**Task**: Reproduce every record below exactly as written, leaving out any pictures.

**Listed records**:
╭──
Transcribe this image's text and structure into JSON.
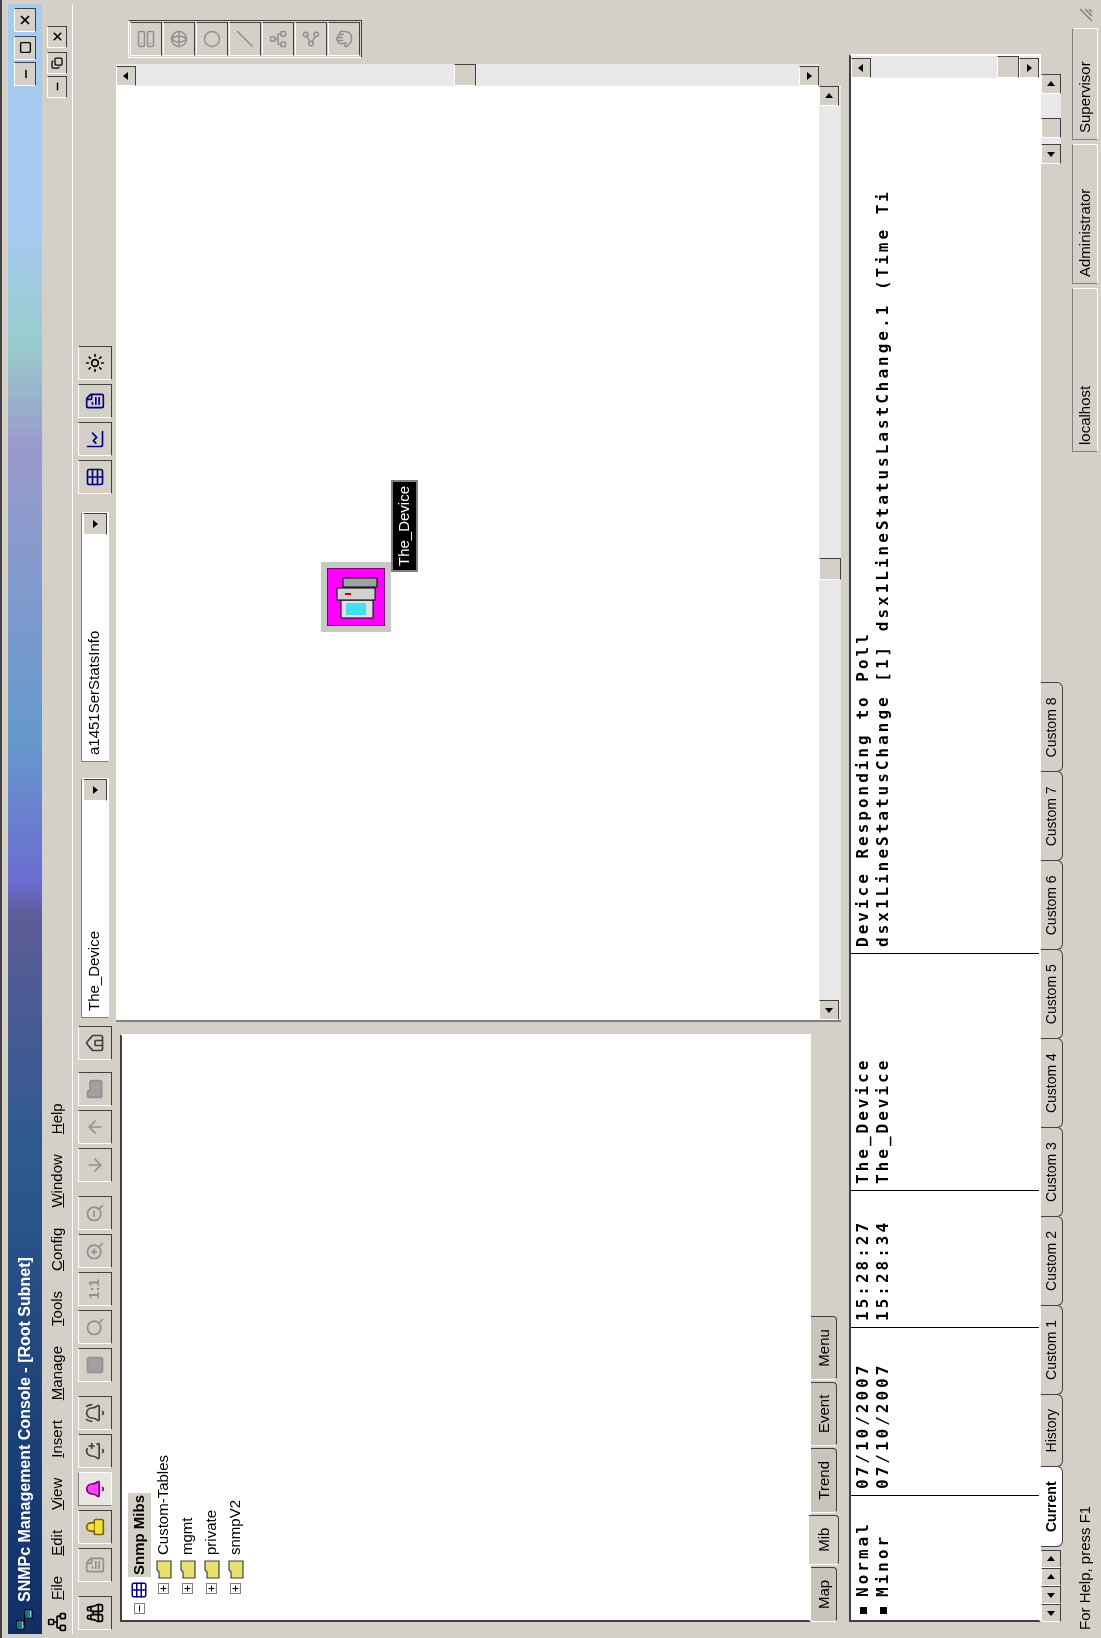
{
  "window": {
    "title": "SNMPc Management Console - [Root Subnet]"
  },
  "menu": [
    {
      "label": "File"
    },
    {
      "label": "Edit"
    },
    {
      "label": "View"
    },
    {
      "label": "Insert"
    },
    {
      "label": "Manage"
    },
    {
      "label": "Tools"
    },
    {
      "label": "Config"
    },
    {
      "label": "Window"
    },
    {
      "label": "Help"
    }
  ],
  "toolbar": {
    "zoom_label": "1:1",
    "device_combo": "The_Device",
    "mib_combo": "a1451SerStatsInfo"
  },
  "mib_tree": {
    "label": "Snmp Mibs",
    "selected": true,
    "expanded": true,
    "children": [
      {
        "label": "Custom-Tables",
        "expanded": false
      },
      {
        "label": "mgmt",
        "expanded": false
      },
      {
        "label": "private",
        "expanded": false
      },
      {
        "label": "snmpV2",
        "expanded": false
      }
    ]
  },
  "pane_tabs": [
    {
      "label": "Map",
      "selected": false
    },
    {
      "label": "Mib",
      "selected": true
    },
    {
      "label": "Trend",
      "selected": false
    },
    {
      "label": "Event",
      "selected": false
    },
    {
      "label": "Menu",
      "selected": false
    }
  ],
  "map": {
    "nodes": [
      {
        "label": "The_Device"
      }
    ]
  },
  "event_log": {
    "rows": [
      {
        "severity": "Normal",
        "date": "07/10/2007",
        "time": "15:28:27",
        "device": "The_Device",
        "message": "Device Responding to Poll"
      },
      {
        "severity": "Minor",
        "date": "07/10/2007",
        "time": "15:28:34",
        "device": "The_Device",
        "message": "dsx1LineStatusChange [1] dsx1LineStatusLastChange.1 (Time Ti"
      }
    ],
    "tabs": [
      {
        "label": "Current",
        "selected": true
      },
      {
        "label": "History",
        "selected": false
      },
      {
        "label": "Custom 1",
        "selected": false
      },
      {
        "label": "Custom 2",
        "selected": false
      },
      {
        "label": "Custom 3",
        "selected": false
      },
      {
        "label": "Custom 4",
        "selected": false
      },
      {
        "label": "Custom 5",
        "selected": false
      },
      {
        "label": "Custom 6",
        "selected": false
      },
      {
        "label": "Custom 7",
        "selected": false
      },
      {
        "label": "Custom 8",
        "selected": false
      }
    ]
  },
  "status_bar": {
    "help": "For Help, press F1",
    "panels": [
      "localhost",
      "Administrator",
      "Supervisor"
    ]
  }
}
╰──
**Output of the task**:
Transcribe this image's text and structure into JSON.
{
  "window": {
    "title": "SNMPc Management Console - [Root Subnet]"
  },
  "menu": [
    {
      "label": "File"
    },
    {
      "label": "Edit"
    },
    {
      "label": "View"
    },
    {
      "label": "Insert"
    },
    {
      "label": "Manage"
    },
    {
      "label": "Tools"
    },
    {
      "label": "Config"
    },
    {
      "label": "Window"
    },
    {
      "label": "Help"
    }
  ],
  "toolbar": {
    "zoom_label": "1:1",
    "device_combo": "The_Device",
    "mib_combo": "a1451SerStatsInfo"
  },
  "mib_tree": {
    "label": "Snmp Mibs",
    "selected": true,
    "expanded": true,
    "children": [
      {
        "label": "Custom-Tables",
        "expanded": false
      },
      {
        "label": "mgmt",
        "expanded": false
      },
      {
        "label": "private",
        "expanded": false
      },
      {
        "label": "snmpV2",
        "expanded": false
      }
    ]
  },
  "pane_tabs": [
    {
      "label": "Map",
      "selected": false
    },
    {
      "label": "Mib",
      "selected": true
    },
    {
      "label": "Trend",
      "selected": false
    },
    {
      "label": "Event",
      "selected": false
    },
    {
      "label": "Menu",
      "selected": false
    }
  ],
  "map": {
    "nodes": [
      {
        "label": "The_Device"
      }
    ]
  },
  "event_log": {
    "rows": [
      {
        "severity": "Normal",
        "date": "07/10/2007",
        "time": "15:28:27",
        "device": "The_Device",
        "message": "Device Responding to Poll"
      },
      {
        "severity": "Minor",
        "date": "07/10/2007",
        "time": "15:28:34",
        "device": "The_Device",
        "message": "dsx1LineStatusChange [1] dsx1LineStatusLastChange.1 (Time Ti"
      }
    ],
    "tabs": [
      {
        "label": "Current",
        "selected": true
      },
      {
        "label": "History",
        "selected": false
      },
      {
        "label": "Custom 1",
        "selected": false
      },
      {
        "label": "Custom 2",
        "selected": false
      },
      {
        "label": "Custom 3",
        "selected": false
      },
      {
        "label": "Custom 4",
        "selected": false
      },
      {
        "label": "Custom 5",
        "selected": false
      },
      {
        "label": "Custom 6",
        "selected": false
      },
      {
        "label": "Custom 7",
        "selected": false
      },
      {
        "label": "Custom 8",
        "selected": false
      }
    ]
  },
  "status_bar": {
    "help": "For Help, press F1",
    "panels": [
      "localhost",
      "Administrator",
      "Supervisor"
    ]
  }
}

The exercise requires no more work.